### Exercise directions
Go through the lines below. Copy those with "this".

(Data records)

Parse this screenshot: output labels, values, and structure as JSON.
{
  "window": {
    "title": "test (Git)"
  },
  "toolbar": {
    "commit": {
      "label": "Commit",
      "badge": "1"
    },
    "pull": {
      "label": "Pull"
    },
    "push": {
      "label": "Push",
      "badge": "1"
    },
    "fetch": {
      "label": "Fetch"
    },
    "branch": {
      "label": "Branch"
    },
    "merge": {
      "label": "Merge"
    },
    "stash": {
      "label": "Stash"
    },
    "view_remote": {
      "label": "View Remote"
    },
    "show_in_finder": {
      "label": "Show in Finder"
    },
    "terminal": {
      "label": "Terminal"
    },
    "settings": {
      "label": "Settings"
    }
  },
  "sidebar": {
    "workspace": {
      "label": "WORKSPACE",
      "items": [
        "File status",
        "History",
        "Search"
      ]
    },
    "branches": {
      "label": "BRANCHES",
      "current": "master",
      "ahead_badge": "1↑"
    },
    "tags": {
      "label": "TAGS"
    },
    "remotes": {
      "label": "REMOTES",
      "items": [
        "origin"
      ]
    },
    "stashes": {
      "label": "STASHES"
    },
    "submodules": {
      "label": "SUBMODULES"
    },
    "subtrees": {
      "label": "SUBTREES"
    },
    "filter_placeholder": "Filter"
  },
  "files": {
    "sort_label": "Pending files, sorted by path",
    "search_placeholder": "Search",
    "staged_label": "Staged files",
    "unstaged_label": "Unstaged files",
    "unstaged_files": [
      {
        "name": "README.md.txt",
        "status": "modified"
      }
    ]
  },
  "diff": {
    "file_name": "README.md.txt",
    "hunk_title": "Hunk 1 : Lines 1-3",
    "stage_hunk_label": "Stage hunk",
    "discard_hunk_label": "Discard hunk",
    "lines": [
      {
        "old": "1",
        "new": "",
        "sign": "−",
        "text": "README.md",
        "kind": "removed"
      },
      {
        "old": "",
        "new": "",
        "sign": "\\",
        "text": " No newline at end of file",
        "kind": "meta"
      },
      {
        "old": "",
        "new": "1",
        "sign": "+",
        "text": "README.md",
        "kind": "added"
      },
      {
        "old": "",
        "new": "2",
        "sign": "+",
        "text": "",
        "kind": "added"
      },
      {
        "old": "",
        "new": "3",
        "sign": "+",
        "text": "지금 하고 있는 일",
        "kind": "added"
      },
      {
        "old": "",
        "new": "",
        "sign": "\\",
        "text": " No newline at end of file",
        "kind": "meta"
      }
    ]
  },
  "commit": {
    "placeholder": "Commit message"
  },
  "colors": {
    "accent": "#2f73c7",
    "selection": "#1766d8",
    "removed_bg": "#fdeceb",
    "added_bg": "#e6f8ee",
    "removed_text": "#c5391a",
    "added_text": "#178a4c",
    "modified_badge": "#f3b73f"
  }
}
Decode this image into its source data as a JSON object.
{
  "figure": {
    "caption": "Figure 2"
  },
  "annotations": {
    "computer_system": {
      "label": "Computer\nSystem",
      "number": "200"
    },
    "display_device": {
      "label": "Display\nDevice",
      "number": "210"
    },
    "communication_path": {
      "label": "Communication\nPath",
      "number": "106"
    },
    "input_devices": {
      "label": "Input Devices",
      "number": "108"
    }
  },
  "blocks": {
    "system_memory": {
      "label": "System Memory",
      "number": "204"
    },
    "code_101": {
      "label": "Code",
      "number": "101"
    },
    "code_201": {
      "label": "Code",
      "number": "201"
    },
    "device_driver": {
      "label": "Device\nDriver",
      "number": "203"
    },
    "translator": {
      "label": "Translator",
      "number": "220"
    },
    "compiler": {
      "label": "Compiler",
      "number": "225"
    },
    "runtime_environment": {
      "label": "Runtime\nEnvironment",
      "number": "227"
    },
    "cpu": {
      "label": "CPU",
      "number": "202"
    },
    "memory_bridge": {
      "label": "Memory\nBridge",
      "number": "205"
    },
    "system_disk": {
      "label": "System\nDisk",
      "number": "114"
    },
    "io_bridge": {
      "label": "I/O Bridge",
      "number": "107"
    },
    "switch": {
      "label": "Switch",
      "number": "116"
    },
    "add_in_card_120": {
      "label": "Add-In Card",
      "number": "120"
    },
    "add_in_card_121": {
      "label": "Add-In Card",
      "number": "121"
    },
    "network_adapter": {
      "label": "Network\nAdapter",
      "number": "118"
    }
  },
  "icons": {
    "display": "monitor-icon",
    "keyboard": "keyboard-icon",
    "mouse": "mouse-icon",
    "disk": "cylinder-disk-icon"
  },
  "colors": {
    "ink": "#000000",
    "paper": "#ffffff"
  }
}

### The solution
Parse this screenshot: output labels, values, and structure as JSON.
Decode this image into its source data as a JSON object.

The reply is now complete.